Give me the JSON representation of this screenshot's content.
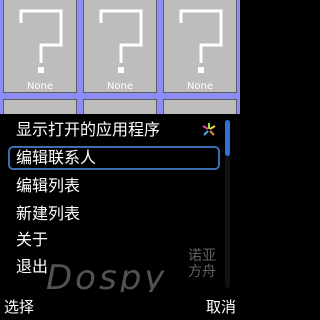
{
  "background_grid": {
    "tiles": [
      {
        "caption": ""
      },
      {
        "caption": ""
      },
      {
        "caption": ""
      },
      {
        "caption": "None"
      },
      {
        "caption": "None"
      },
      {
        "caption": "None"
      }
    ]
  },
  "menu": {
    "items": [
      {
        "label": "显示打开的应用程序",
        "selected": false
      },
      {
        "label": "编辑联系人",
        "selected": true
      },
      {
        "label": "编辑列表",
        "selected": false
      },
      {
        "label": "新建列表",
        "selected": false
      },
      {
        "label": "关于",
        "selected": false
      },
      {
        "label": "退出",
        "selected": false
      }
    ]
  },
  "watermark": {
    "brand": "Dospy",
    "cn_line1": "诺亚",
    "cn_line2": "方舟"
  },
  "softkeys": {
    "left": "选择",
    "right": "取消"
  },
  "colors": {
    "grid_background": "#8c8ef5",
    "tile": "#bdbdbd",
    "selection_border": "#3c6fae",
    "scrollbar_thumb": "#2e6fd6"
  }
}
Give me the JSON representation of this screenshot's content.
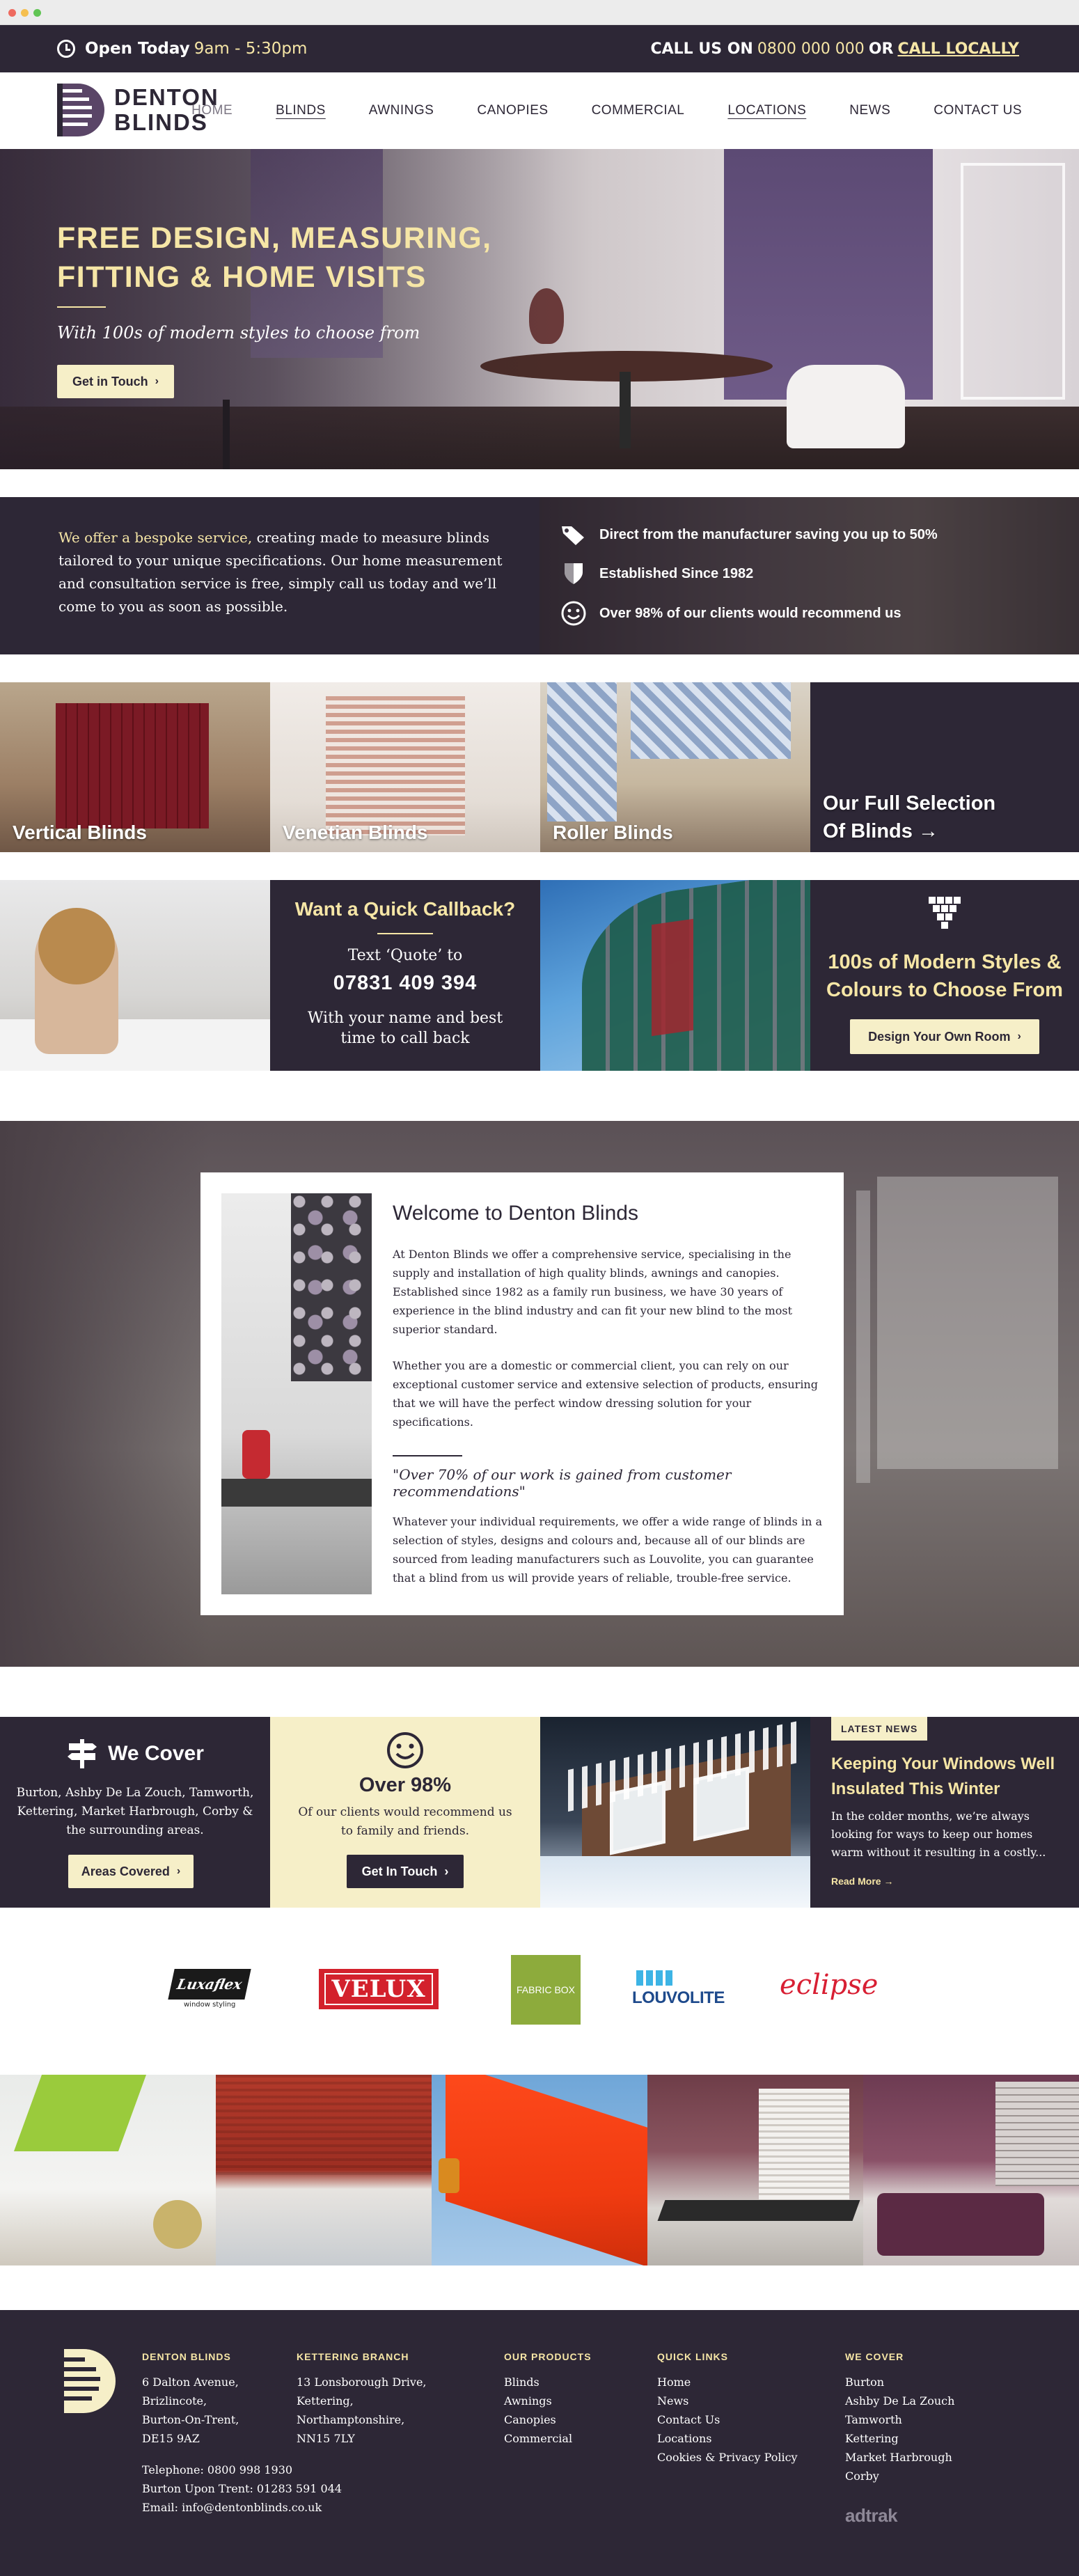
{
  "topbar": {
    "hours_label": "Open Today",
    "hours_value": "9am - 5:30pm",
    "call_prefix": "CALL US ON",
    "phone": "0800 000 000",
    "or": "OR",
    "call_locally": "CALL LOCALLY"
  },
  "header": {
    "logo_line1": "DENTON",
    "logo_line2": "BLINDS",
    "nav": [
      "HOME",
      "BLINDS",
      "AWNINGS",
      "CANOPIES",
      "COMMERCIAL",
      "LOCATIONS",
      "NEWS",
      "CONTACT US"
    ]
  },
  "hero": {
    "title": "FREE DESIGN, MEASURING, FITTING & HOME VISITS",
    "subtitle": "With 100s of modern styles to choose from",
    "cta": "Get in Touch"
  },
  "bespoke": {
    "highlight": "We offer a bespoke service,",
    "text": " creating made to measure blinds tailored to your unique specifications. Our home measurement and consultation service is free, simply call us today and we’ll come to you as soon as possible.",
    "features": [
      "Direct from the manufacturer saving you up to 50%",
      "Established Since 1982",
      "Over 98% of our clients would recommend us"
    ]
  },
  "products": {
    "vertical": "Vertical Blinds",
    "venetian": "Venetian Blinds",
    "roller": "Roller Blinds",
    "full_line1": "Our Full Selection",
    "full_line2": "Of Blinds →"
  },
  "callback": {
    "title": "Want a Quick Callback?",
    "line1": "Text ‘Quote’ to",
    "number": "07831 409 394",
    "line2": "With your name and best time to call back"
  },
  "styles": {
    "title": "100s of Modern Styles & Colours to Choose From",
    "cta": "Design Your Own Room"
  },
  "welcome": {
    "title": "Welcome to Denton Blinds",
    "p1": "At Denton Blinds we offer a comprehensive service, specialising in the supply and installation of high quality blinds, awnings and canopies. Established since 1982 as a family run business, we have 30 years of experience in the blind industry and can fit your new blind to the most superior standard.",
    "p2": "Whether you are a domestic or commercial client, you can rely on our exceptional customer service and extensive selection of products, ensuring that we will have the perfect window dressing solution for your specifications.",
    "quote": "\"Over 70% of our work is gained from customer recommendations\"",
    "p3": "Whatever your individual requirements, we offer a wide range of blinds in a selection of styles, designs and colours and, because all of our blinds are sourced from leading manufacturers such as Louvolite, you can guarantee that a blind from us will provide years of reliable, trouble-free service."
  },
  "cover": {
    "title": "We Cover",
    "text": "Burton, Ashby De La Zouch, Tamworth, Kettering, Market Harbrough, Corby & the surrounding areas.",
    "cta": "Areas Covered"
  },
  "happy": {
    "title": "Over 98%",
    "text": "Of our clients would recommend us to family and friends.",
    "cta": "Get In Touch"
  },
  "news": {
    "badge": "LATEST NEWS",
    "title": "Keeping Your Windows Well Insulated This Winter",
    "excerpt": "In the colder months, we’re always looking for ways to keep our homes warm without it resulting in a costly...",
    "more": "Read More →"
  },
  "brands": {
    "luxaflex": "Luxaflex",
    "luxaflex_tag": "window styling",
    "velux": "VELUX",
    "fabricbox": "FABRIC BOX",
    "louvolite": "LOUVOLITE",
    "eclipse": "eclipse"
  },
  "footer": {
    "col1": {
      "heading": "DENTON BLINDS",
      "address": [
        "6 Dalton Avenue,",
        "Brizlincote,",
        "Burton-On-Trent,",
        "DE15 9AZ"
      ],
      "contact": [
        "Telephone: 0800 998 1930",
        "Burton Upon Trent: 01283 591 044",
        "Email: info@dentonblinds.co.uk"
      ]
    },
    "col2": {
      "heading": "KETTERING BRANCH",
      "address": [
        "13 Lonsborough Drive,",
        "Kettering,",
        "Northamptonshire,",
        "NN15 7LY"
      ]
    },
    "col3": {
      "heading": "OUR PRODUCTS",
      "links": [
        "Blinds",
        "Awnings",
        "Canopies",
        "Commercial"
      ]
    },
    "col4": {
      "heading": "QUICK LINKS",
      "links": [
        "Home",
        "News",
        "Contact Us",
        "Locations",
        "Cookies & Privacy Policy"
      ]
    },
    "col5": {
      "heading": "WE COVER",
      "links": [
        "Burton",
        "Ashby De La Zouch",
        "Tamworth",
        "Kettering",
        "Market Harbrough",
        "Corby"
      ]
    },
    "credit": "adtrak"
  },
  "colors": {
    "brand_dark": "#2d2736",
    "accent_cream": "#f6e6a6",
    "button_cream": "#f6efc8"
  }
}
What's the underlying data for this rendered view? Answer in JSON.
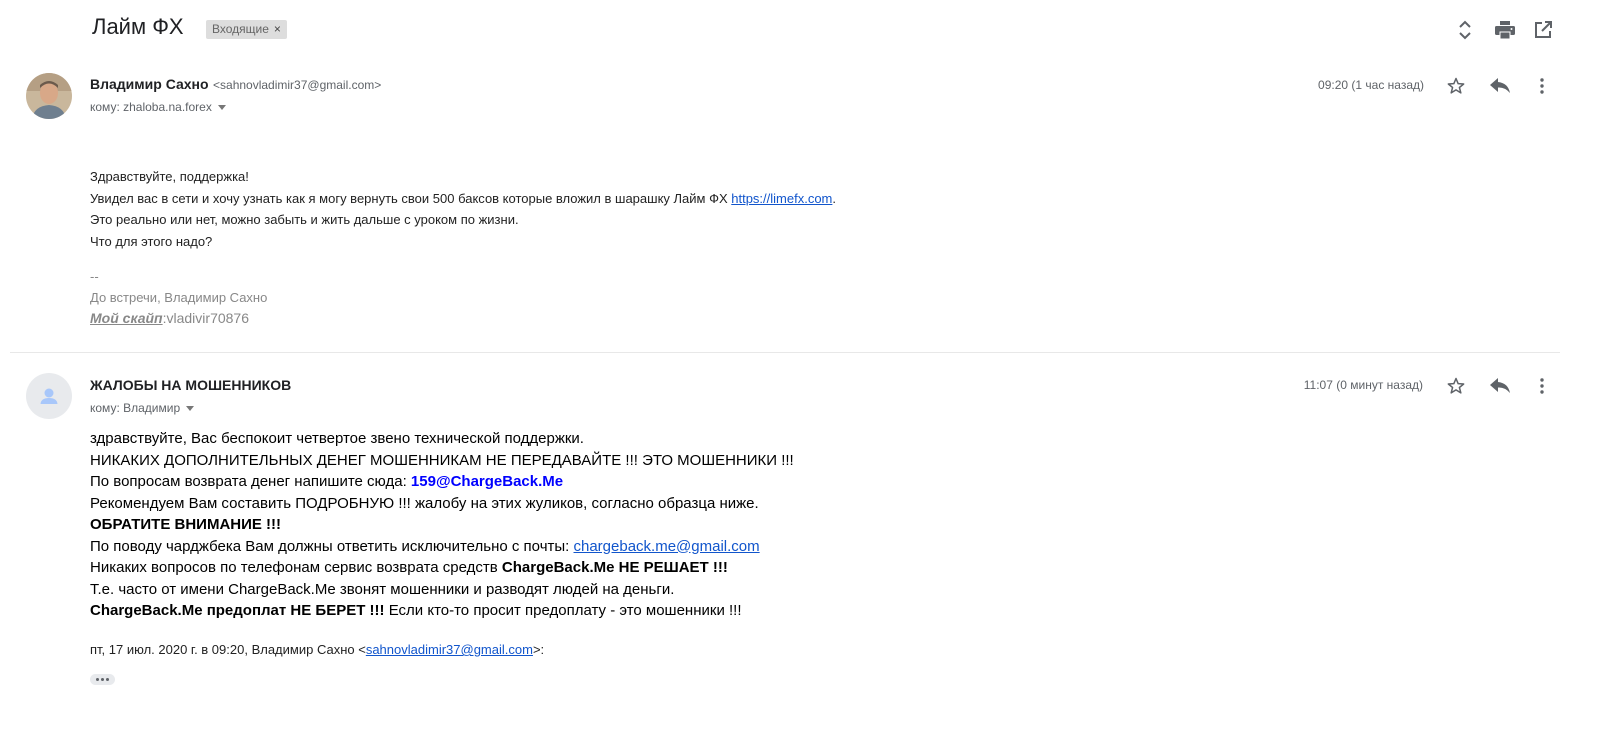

## Direction:
Each record above should be copied character for character, with pictures dropped.

## Output of the exercise:
Give me the JSON representation of this screenshot's content.
{
  "background_grid": {
    "tiles": [
      {
        "caption": ""
      },
      {
        "caption": ""
      },
      {
        "caption": ""
      },
      {
        "caption": "None"
      },
      {
        "caption": "None"
      },
      {
        "caption": "None"
      }
    ]
  },
  "menu": {
    "items": [
      {
        "label": "显示打开的应用程序",
        "selected": false
      },
      {
        "label": "编辑联系人",
        "selected": true
      },
      {
        "label": "编辑列表",
        "selected": false
      },
      {
        "label": "新建列表",
        "selected": false
      },
      {
        "label": "关于",
        "selected": false
      },
      {
        "label": "退出",
        "selected": false
      }
    ]
  },
  "watermark": {
    "brand": "Dospy",
    "cn_line1": "诺亚",
    "cn_line2": "方舟"
  },
  "softkeys": {
    "left": "选择",
    "right": "取消"
  },
  "colors": {
    "grid_background": "#8c8ef5",
    "tile": "#bdbdbd",
    "selection_border": "#3c6fae",
    "scrollbar_thumb": "#2e6fd6"
  }
}
Give me the JSON representation of this screenshot's content.
{
  "topbar": {
    "hours_label": "Open Today",
    "hours_value": "9am - 5:30pm",
    "call_prefix": "CALL US ON",
    "phone": "0800 000 000",
    "or": "OR",
    "call_locally": "CALL LOCALLY"
  },
  "header": {
    "logo_line1": "DENTON",
    "logo_line2": "BLINDS",
    "nav": [
      "HOME",
      "BLINDS",
      "AWNINGS",
      "CANOPIES",
      "COMMERCIAL",
      "LOCATIONS",
      "NEWS",
      "CONTACT US"
    ]
  },
  "hero": {
    "title": "FREE DESIGN, MEASURING, FITTING & HOME VISITS",
    "subtitle": "With 100s of modern styles to choose from",
    "cta": "Get in Touch"
  },
  "bespoke": {
    "highlight": "We offer a bespoke service,",
    "text": " creating made to measure blinds tailored to your unique specifications. Our home measurement and consultation service is free, simply call us today and we’ll come to you as soon as possible.",
    "features": [
      "Direct from the manufacturer saving you up to 50%",
      "Established Since 1982",
      "Over 98% of our clients would recommend us"
    ]
  },
  "products": {
    "vertical": "Vertical Blinds",
    "venetian": "Venetian Blinds",
    "roller": "Roller Blinds",
    "full_line1": "Our Full Selection",
    "full_line2": "Of Blinds →"
  },
  "callback": {
    "title": "Want a Quick Callback?",
    "line1": "Text ‘Quote’ to",
    "number": "07831 409 394",
    "line2": "With your name and best time to call back"
  },
  "styles": {
    "title": "100s of Modern Styles & Colours to Choose From",
    "cta": "Design Your Own Room"
  },
  "welcome": {
    "title": "Welcome to Denton Blinds",
    "p1": "At Denton Blinds we offer a comprehensive service, specialising in the supply and installation of high quality blinds, awnings and canopies. Established since 1982 as a family run business, we have 30 years of experience in the blind industry and can fit your new blind to the most superior standard.",
    "p2": "Whether you are a domestic or commercial client, you can rely on our exceptional customer service and extensive selection of products, ensuring that we will have the perfect window dressing solution for your specifications.",
    "quote": "\"Over 70% of our work is gained from customer recommendations\"",
    "p3": "Whatever your individual requirements, we offer a wide range of blinds in a selection of styles, designs and colours and, because all of our blinds are sourced from leading manufacturers such as Louvolite, you can guarantee that a blind from us will provide years of reliable, trouble-free service."
  },
  "cover": {
    "title": "We Cover",
    "text": "Burton, Ashby De La Zouch, Tamworth, Kettering, Market Harbrough, Corby & the surrounding areas.",
    "cta": "Areas Covered"
  },
  "happy": {
    "title": "Over 98%",
    "text": "Of our clients would recommend us to family and friends.",
    "cta": "Get In Touch"
  },
  "news": {
    "badge": "LATEST NEWS",
    "title": "Keeping Your Windows Well Insulated This Winter",
    "excerpt": "In the colder months, we’re always looking for ways to keep our homes warm without it resulting in a costly...",
    "more": "Read More →"
  },
  "brands": {
    "luxaflex": "Luxaflex",
    "luxaflex_tag": "window styling",
    "velux": "VELUX",
    "fabricbox": "FABRIC BOX",
    "louvolite": "LOUVOLITE",
    "eclipse": "eclipse"
  },
  "footer": {
    "col1": {
      "heading": "DENTON BLINDS",
      "address": [
        "6 Dalton Avenue,",
        "Brizlincote,",
        "Burton-On-Trent,",
        "DE15 9AZ"
      ],
      "contact": [
        "Telephone: 0800 998 1930",
        "Burton Upon Trent: 01283 591 044",
        "Email: info@dentonblinds.co.uk"
      ]
    },
    "col2": {
      "heading": "KETTERING BRANCH",
      "address": [
        "13 Lonsborough Drive,",
        "Kettering,",
        "Northamptonshire,",
        "NN15 7LY"
      ]
    },
    "col3": {
      "heading": "OUR PRODUCTS",
      "links": [
        "Blinds",
        "Awnings",
        "Canopies",
        "Commercial"
      ]
    },
    "col4": {
      "heading": "QUICK LINKS",
      "links": [
        "Home",
        "News",
        "Contact Us",
        "Locations",
        "Cookies & Privacy Policy"
      ]
    },
    "col5": {
      "heading": "WE COVER",
      "links": [
        "Burton",
        "Ashby De La Zouch",
        "Tamworth",
        "Kettering",
        "Market Harbrough",
        "Corby"
      ]
    },
    "credit": "adtrak"
  },
  "colors": {
    "brand_dark": "#2d2736",
    "accent_cream": "#f6e6a6",
    "button_cream": "#f6efc8"
  }
}
What's the underlying data for this rendered view? Answer in JSON.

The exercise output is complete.